[Extracted data entries]
========
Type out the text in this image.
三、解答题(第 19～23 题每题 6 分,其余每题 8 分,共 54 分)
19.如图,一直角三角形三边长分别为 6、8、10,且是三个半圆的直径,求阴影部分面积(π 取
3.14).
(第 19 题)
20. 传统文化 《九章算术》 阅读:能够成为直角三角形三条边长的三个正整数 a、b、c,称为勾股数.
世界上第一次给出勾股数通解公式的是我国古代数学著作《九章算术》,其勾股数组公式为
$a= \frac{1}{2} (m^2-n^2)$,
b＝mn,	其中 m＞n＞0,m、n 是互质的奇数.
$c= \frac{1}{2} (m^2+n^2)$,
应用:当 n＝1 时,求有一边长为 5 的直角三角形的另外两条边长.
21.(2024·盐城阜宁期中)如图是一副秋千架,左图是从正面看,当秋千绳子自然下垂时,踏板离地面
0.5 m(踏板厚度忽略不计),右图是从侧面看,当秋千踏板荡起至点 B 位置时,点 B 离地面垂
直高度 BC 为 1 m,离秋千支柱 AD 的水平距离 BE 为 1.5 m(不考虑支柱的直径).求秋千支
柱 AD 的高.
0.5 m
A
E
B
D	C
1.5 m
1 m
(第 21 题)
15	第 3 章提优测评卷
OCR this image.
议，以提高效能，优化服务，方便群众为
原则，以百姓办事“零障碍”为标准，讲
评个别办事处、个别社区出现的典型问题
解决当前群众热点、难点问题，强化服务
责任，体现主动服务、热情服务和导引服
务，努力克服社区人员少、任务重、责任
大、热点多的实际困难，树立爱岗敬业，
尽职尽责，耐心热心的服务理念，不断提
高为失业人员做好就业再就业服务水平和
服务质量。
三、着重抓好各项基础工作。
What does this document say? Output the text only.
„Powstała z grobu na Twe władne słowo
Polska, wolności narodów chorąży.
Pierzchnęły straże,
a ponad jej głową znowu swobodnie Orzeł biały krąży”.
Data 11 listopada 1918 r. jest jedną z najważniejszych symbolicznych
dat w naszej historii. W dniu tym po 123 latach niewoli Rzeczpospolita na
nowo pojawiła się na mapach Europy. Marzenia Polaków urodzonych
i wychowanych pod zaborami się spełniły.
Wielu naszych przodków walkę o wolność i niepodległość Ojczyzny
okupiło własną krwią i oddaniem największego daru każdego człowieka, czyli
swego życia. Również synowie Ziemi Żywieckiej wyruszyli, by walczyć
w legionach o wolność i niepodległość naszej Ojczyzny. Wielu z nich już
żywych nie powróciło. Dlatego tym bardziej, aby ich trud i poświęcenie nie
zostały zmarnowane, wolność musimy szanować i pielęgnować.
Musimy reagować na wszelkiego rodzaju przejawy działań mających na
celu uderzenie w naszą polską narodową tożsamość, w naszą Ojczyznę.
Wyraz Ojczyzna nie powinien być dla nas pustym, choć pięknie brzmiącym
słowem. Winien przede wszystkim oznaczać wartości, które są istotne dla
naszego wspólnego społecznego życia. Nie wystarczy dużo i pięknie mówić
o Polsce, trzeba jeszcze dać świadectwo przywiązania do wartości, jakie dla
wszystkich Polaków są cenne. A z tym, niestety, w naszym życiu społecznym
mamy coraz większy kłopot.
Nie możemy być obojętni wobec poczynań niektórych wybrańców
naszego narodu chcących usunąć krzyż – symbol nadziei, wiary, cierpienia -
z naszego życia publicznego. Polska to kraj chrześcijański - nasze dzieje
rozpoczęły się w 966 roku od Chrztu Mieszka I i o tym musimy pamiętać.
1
========
Copy every record exactly as presented.

Type out the text in this image.
三、解答题(第 19～23 题每题 6 分,其余每题 8 分,共 54 分)
19.如图,一直角三角形三边长分别为 6、8、10,且是三个半圆的直径,求阴影部分面积(π 取
3.14).
(第 19 题)
20. 传统文化 《九章算术》 阅读:能够成为直角三角形三条边长的三个正整数 a、b、c,称为勾股数.
世界上第一次给出勾股数通解公式的是我国古代数学著作《九章算术》,其勾股数组公式为
$a= \frac{1}{2} (m^2-n^2)$,
b＝mn,	其中 m＞n＞0,m、n 是互质的奇数.
$c= \frac{1}{2} (m^2+n^2)$,
应用:当 n＝1 时,求有一边长为 5 的直角三角形的另外两条边长.
21.(2024·盐城阜宁期中)如图是一副秋千架,左图是从正面看,当秋千绳子自然下垂时,踏板离地面
0.5 m(踏板厚度忽略不计),右图是从侧面看,当秋千踏板荡起至点 B 位置时,点 B 离地面垂
直高度 BC 为 1 m,离秋千支柱 AD 的水平距离 BE 为 1.5 m(不考虑支柱的直径).求秋千支
柱 AD 的高.
0.5 m
A
E
B
D	C
1.5 m
1 m
(第 21 题)
15	第 3 章提优测评卷
OCR this image.
议，以提高效能，优化服务，方便群众为
原则，以百姓办事“零障碍”为标准，讲
评个别办事处、个别社区出现的典型问题
解决当前群众热点、难点问题，强化服务
责任，体现主动服务、热情服务和导引服
务，努力克服社区人员少、任务重、责任
大、热点多的实际困难，树立爱岗敬业，
尽职尽责，耐心热心的服务理念，不断提
高为失业人员做好就业再就业服务水平和
服务质量。
三、着重抓好各项基础工作。
What does this document say? Output the text only.
„Powstała z grobu na Twe władne słowo
Polska, wolności narodów chorąży.
Pierzchnęły straże,
a ponad jej głową znowu swobodnie Orzeł biały krąży”.
Data 11 listopada 1918 r. jest jedną z najważniejszych symbolicznych
dat w naszej historii. W dniu tym po 123 latach niewoli Rzeczpospolita na
nowo pojawiła się na mapach Europy. Marzenia Polaków urodzonych
i wychowanych pod zaborami się spełniły.
Wielu naszych przodków walkę o wolność i niepodległość Ojczyzny
okupiło własną krwią i oddaniem największego daru każdego człowieka, czyli
swego życia. Również synowie Ziemi Żywieckiej wyruszyli, by walczyć
w legionach o wolność i niepodległość naszej Ojczyzny. Wielu z nich już
żywych nie powróciło. Dlatego tym bardziej, aby ich trud i poświęcenie nie
zostały zmarnowane, wolność musimy szanować i pielęgnować.
Musimy reagować na wszelkiego rodzaju przejawy działań mających na
celu uderzenie w naszą polską narodową tożsamość, w naszą Ojczyznę.
Wyraz Ojczyzna nie powinien być dla nas pustym, choć pięknie brzmiącym
słowem. Winien przede wszystkim oznaczać wartości, które są istotne dla
naszego wspólnego społecznego życia. Nie wystarczy dużo i pięknie mówić
o Polsce, trzeba jeszcze dać świadectwo przywiązania do wartości, jakie dla
wszystkich Polaków są cenne. A z tym, niestety, w naszym życiu społecznym
mamy coraz większy kłopot.
Nie możemy być obojętni wobec poczynań niektórych wybrańców
naszego narodu chcących usunąć krzyż – symbol nadziei, wiary, cierpienia -
z naszego życia publicznego. Polska to kraj chrześcijański - nasze dzieje
rozpoczęły się w 966 roku od Chrztu Mieszka I i o tym musimy pamiętać.
1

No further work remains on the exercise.